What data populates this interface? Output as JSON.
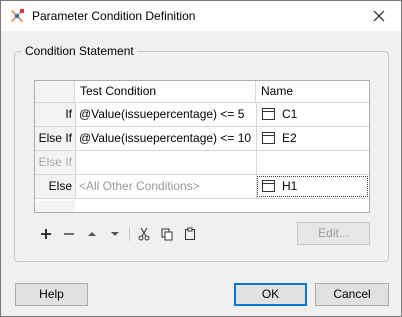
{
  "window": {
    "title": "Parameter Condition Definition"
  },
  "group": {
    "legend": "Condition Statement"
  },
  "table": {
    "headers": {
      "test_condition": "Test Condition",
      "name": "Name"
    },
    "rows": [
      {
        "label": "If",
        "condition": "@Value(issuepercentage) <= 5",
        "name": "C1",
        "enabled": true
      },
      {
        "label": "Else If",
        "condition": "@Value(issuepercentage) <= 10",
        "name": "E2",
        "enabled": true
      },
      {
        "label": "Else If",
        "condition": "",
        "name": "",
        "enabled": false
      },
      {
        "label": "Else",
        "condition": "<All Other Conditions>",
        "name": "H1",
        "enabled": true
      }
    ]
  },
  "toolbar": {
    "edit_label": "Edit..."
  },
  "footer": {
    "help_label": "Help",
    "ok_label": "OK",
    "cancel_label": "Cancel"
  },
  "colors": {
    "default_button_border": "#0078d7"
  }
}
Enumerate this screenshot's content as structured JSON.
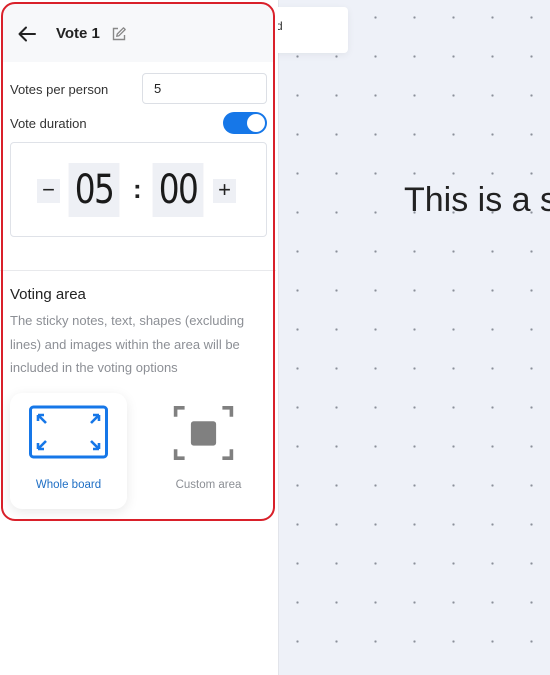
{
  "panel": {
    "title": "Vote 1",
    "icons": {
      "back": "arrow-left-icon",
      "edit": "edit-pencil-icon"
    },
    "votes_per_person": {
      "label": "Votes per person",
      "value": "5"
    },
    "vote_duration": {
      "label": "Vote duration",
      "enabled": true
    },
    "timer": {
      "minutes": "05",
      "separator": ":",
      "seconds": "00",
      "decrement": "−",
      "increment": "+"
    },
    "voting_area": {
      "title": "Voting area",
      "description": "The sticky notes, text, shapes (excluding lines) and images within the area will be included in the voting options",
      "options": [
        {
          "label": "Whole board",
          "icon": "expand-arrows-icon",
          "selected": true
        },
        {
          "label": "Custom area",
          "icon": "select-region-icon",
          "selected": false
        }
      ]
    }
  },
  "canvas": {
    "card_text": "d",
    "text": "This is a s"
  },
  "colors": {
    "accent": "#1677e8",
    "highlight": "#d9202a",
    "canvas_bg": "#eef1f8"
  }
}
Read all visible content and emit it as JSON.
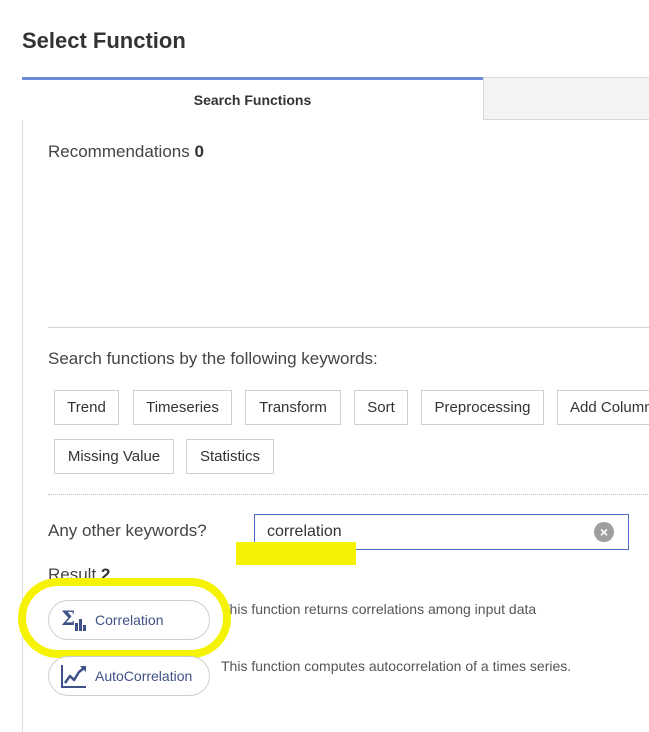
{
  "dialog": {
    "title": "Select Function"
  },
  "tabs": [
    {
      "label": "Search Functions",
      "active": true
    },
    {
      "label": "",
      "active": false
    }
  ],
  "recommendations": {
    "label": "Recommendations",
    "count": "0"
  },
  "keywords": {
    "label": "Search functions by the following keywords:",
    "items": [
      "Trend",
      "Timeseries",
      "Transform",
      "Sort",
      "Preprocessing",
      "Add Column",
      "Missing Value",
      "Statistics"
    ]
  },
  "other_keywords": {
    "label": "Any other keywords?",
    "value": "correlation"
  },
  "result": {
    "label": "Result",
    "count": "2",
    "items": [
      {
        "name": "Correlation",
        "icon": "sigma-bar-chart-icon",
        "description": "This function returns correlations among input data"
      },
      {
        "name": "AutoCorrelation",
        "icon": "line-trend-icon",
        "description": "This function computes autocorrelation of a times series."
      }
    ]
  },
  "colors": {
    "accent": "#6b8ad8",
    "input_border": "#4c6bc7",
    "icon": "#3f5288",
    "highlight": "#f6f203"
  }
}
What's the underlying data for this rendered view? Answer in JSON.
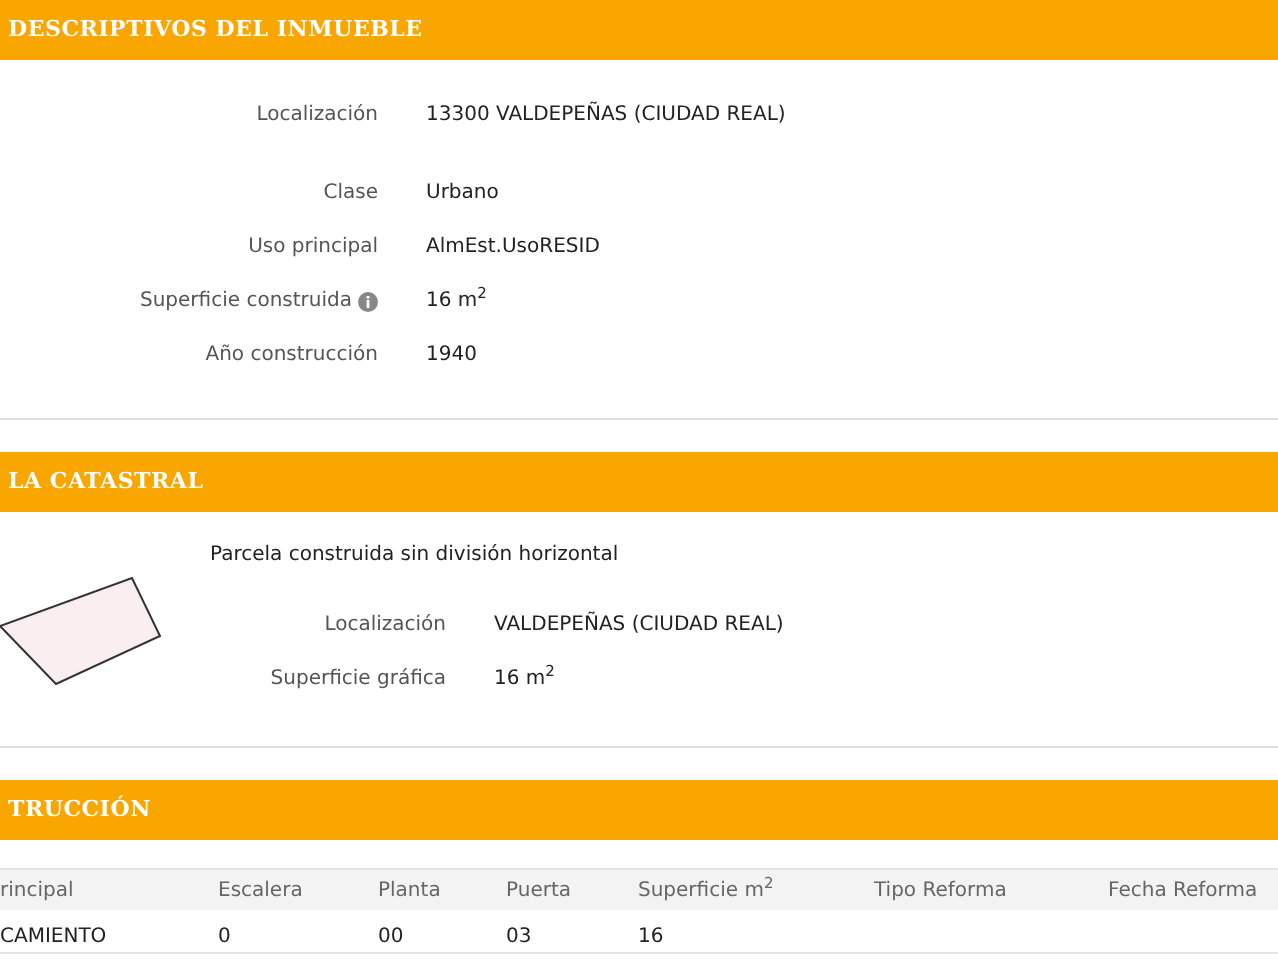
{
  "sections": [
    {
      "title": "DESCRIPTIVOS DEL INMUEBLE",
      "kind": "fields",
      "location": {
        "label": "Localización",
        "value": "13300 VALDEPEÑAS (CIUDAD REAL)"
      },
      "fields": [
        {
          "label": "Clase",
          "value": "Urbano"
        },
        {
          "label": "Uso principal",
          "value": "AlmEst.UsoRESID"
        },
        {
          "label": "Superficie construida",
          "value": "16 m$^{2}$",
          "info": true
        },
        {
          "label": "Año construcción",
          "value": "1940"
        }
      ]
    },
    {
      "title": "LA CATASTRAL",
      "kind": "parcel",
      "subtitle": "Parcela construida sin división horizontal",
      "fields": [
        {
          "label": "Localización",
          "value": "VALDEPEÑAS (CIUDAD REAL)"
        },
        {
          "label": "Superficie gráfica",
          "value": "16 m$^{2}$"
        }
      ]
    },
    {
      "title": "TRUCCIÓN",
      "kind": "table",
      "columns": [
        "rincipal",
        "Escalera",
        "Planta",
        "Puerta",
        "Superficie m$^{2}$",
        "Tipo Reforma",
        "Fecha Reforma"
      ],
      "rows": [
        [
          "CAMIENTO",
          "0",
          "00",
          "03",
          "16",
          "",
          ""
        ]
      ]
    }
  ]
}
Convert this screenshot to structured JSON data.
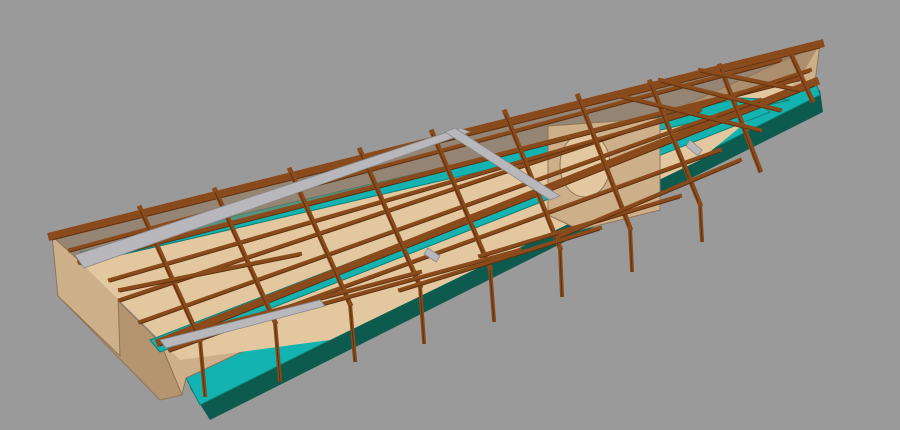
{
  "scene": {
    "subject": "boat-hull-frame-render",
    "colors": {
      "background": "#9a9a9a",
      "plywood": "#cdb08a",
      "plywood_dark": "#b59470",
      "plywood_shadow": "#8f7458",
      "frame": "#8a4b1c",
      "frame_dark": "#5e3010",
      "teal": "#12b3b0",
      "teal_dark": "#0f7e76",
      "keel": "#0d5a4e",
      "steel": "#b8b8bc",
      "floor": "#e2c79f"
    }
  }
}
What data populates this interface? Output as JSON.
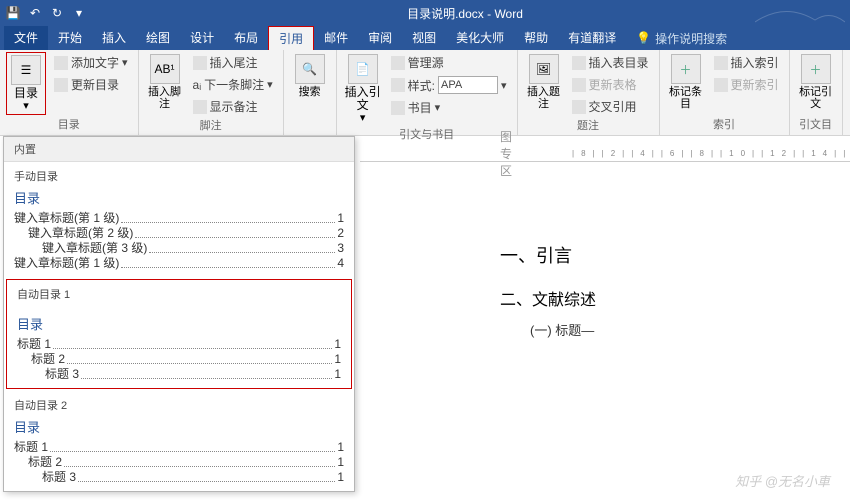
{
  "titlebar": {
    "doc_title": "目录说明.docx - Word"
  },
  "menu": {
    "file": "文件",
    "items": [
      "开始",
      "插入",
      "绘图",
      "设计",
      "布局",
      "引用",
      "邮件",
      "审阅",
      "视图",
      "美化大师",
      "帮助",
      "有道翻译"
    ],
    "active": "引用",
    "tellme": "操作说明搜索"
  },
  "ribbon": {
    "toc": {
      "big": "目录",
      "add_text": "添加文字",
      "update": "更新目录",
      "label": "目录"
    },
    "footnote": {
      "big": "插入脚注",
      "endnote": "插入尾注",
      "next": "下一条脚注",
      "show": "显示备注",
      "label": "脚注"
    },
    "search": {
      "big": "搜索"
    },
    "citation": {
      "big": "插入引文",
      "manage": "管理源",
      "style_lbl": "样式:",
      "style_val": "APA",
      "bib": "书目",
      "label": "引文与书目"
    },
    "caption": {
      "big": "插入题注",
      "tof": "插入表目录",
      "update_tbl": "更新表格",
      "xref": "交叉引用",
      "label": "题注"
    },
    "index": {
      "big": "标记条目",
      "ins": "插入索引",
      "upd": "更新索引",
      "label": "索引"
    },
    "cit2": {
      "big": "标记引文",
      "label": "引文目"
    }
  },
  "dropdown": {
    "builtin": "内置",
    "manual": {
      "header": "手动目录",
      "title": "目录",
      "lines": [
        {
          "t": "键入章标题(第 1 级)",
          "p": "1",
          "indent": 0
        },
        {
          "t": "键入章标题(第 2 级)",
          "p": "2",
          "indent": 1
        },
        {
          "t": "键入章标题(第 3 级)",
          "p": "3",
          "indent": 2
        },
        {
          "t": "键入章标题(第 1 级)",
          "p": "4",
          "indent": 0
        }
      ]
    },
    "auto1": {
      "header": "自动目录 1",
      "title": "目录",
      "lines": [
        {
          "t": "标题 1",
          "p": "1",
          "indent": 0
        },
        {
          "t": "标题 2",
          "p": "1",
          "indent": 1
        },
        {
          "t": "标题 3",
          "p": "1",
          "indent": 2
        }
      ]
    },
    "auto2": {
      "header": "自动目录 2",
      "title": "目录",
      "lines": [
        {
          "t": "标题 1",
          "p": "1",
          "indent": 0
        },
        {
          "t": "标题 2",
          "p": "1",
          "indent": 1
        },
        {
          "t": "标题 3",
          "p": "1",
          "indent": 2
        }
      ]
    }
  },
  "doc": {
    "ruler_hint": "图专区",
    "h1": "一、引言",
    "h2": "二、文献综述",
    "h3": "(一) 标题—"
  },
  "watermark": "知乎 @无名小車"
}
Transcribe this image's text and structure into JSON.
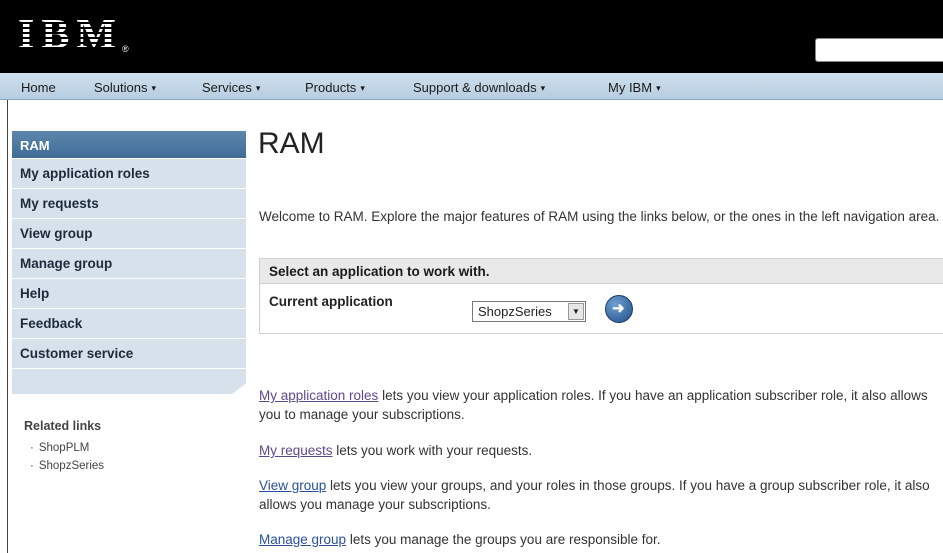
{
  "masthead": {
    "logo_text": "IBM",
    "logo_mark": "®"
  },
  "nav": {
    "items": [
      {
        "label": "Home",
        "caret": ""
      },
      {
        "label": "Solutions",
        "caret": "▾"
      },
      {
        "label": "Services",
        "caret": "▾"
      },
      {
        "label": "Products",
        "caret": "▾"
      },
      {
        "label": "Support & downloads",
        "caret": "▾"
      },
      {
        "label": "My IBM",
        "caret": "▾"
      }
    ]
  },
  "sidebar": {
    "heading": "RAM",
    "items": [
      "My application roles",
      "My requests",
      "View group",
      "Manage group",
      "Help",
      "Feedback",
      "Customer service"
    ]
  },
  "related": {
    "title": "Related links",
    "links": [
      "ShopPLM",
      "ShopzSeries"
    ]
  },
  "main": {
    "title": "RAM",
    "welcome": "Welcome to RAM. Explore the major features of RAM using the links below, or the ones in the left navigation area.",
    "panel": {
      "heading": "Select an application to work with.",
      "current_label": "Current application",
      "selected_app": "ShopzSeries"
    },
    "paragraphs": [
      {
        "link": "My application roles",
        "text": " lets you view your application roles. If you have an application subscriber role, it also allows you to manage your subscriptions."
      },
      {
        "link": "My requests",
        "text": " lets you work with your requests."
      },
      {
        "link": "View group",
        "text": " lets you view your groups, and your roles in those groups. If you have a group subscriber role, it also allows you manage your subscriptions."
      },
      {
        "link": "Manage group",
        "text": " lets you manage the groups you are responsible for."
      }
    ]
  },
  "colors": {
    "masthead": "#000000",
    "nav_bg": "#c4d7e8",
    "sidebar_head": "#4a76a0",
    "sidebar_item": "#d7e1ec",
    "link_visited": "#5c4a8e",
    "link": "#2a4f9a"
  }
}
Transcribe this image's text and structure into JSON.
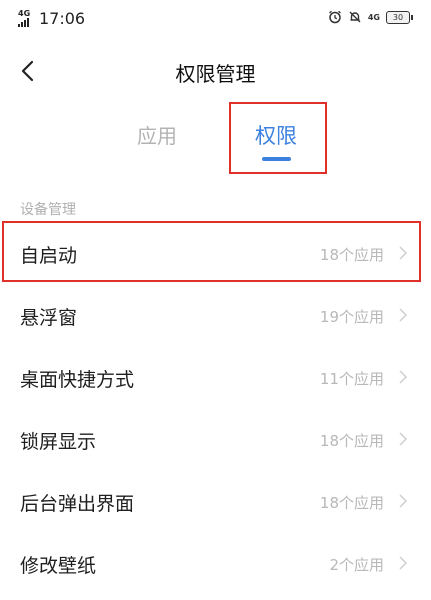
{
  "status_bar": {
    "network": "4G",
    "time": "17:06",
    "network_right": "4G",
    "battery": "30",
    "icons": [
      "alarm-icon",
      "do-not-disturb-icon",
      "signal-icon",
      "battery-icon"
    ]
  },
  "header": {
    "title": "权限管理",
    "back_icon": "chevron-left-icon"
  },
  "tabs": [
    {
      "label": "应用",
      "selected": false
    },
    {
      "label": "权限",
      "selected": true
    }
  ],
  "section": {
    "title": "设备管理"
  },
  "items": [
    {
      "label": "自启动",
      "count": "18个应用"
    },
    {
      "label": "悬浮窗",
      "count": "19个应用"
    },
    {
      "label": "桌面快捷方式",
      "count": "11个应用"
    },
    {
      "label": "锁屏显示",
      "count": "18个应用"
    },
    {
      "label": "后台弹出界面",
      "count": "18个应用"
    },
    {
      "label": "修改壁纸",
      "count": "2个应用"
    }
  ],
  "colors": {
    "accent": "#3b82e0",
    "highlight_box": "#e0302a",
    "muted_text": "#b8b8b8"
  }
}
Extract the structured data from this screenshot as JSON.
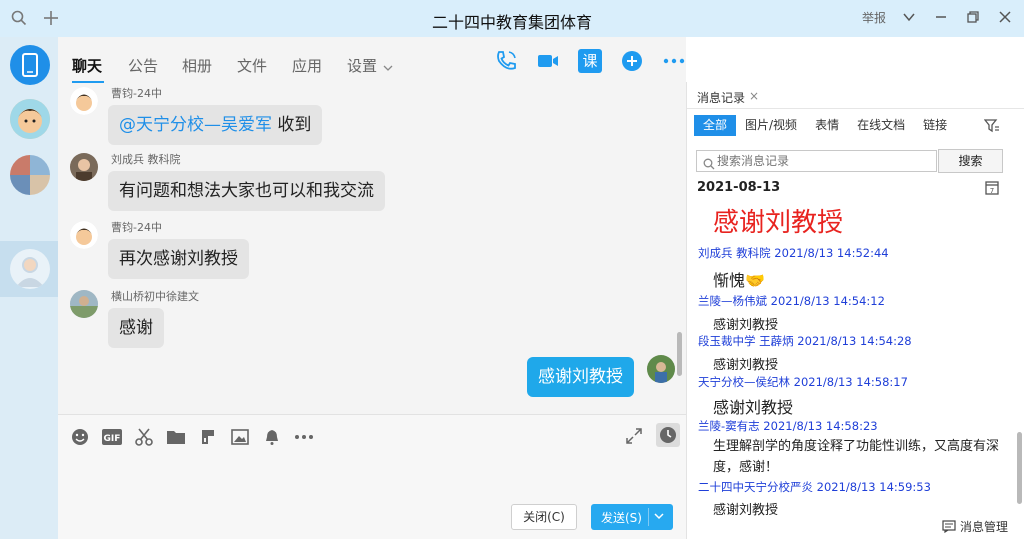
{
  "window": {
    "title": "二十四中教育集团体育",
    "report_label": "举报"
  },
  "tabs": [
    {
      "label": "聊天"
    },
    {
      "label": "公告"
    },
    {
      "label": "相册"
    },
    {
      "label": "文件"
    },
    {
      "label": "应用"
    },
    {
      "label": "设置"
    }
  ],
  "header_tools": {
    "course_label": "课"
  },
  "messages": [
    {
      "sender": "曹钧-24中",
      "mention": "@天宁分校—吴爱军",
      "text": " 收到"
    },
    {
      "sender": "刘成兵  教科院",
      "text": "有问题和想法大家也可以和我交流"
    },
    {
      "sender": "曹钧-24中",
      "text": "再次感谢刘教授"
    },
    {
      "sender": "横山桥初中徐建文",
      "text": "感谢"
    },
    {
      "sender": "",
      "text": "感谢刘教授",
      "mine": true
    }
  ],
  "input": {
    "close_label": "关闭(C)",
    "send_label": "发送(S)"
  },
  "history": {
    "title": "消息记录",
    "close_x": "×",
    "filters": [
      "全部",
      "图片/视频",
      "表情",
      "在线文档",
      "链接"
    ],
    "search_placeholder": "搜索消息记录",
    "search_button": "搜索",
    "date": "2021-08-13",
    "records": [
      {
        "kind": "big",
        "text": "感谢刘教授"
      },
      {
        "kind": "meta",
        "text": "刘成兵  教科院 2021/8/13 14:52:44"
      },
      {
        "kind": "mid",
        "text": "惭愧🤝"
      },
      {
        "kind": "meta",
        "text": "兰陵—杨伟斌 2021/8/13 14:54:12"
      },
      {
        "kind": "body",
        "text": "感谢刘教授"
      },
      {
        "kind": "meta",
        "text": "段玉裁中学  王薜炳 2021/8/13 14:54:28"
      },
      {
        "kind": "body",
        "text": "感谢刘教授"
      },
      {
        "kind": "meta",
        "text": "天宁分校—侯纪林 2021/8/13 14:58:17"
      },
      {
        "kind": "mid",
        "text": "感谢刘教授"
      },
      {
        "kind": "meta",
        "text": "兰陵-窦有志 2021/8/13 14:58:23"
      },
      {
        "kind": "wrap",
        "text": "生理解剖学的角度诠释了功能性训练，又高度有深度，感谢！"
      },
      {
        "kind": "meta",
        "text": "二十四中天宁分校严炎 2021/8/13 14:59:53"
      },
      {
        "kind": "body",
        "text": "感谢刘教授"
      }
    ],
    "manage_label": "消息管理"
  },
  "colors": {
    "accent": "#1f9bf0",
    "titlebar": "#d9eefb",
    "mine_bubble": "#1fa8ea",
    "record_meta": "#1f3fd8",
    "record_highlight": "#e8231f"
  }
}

▶ Task directions
Look through the material above and pick out each line holding the word "links".

▶ Completed exercise
    "title": "Related links",
    "links": [
    "welcome": "Welcome to RAM. Explore the major features of RAM using the links below, or the ones in the left navigation area.",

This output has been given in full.